* **Extracted records**
◆ ◆ ◆
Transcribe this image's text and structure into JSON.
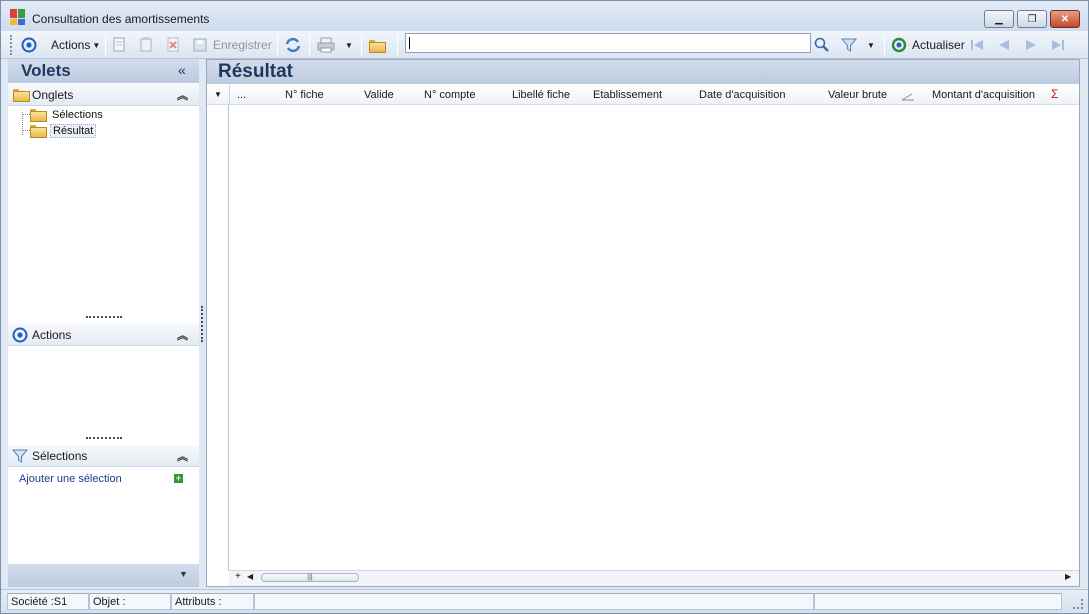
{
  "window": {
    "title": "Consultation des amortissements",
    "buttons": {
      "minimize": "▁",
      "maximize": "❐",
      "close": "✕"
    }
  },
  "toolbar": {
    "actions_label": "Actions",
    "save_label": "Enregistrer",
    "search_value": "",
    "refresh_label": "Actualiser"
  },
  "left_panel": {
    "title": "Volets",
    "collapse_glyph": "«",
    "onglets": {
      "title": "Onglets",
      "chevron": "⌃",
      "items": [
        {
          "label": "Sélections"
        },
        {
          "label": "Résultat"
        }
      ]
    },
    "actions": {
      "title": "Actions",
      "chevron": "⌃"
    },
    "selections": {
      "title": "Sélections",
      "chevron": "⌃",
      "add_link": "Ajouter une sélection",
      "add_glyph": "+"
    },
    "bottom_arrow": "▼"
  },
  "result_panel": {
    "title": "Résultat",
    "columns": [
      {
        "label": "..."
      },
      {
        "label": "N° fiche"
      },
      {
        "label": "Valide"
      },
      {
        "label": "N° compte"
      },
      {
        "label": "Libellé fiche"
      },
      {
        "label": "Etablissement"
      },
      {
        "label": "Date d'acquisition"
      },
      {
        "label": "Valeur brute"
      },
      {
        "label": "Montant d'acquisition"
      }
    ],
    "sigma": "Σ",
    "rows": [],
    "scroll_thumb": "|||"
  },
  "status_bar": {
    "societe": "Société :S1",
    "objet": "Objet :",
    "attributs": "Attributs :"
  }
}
◆ ◆ ◆
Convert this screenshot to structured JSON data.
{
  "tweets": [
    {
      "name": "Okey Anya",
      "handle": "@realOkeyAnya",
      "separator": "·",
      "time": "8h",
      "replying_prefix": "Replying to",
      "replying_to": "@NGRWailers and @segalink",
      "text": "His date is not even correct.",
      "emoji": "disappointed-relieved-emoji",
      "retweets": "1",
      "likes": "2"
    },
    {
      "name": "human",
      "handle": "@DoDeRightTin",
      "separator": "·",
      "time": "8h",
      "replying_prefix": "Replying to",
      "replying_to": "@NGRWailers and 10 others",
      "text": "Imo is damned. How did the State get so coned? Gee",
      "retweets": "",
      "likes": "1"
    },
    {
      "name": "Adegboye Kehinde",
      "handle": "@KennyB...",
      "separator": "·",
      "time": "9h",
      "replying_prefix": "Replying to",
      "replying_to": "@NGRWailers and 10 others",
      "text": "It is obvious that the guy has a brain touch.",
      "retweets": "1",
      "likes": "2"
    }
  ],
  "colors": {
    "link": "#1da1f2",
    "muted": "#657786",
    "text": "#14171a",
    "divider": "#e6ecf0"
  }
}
◆ ◆ ◆
* **WRITTEN PROBLEM**
Reply with nothing but the number of lines that contain the word "this".

* **FINAL RESULT**
2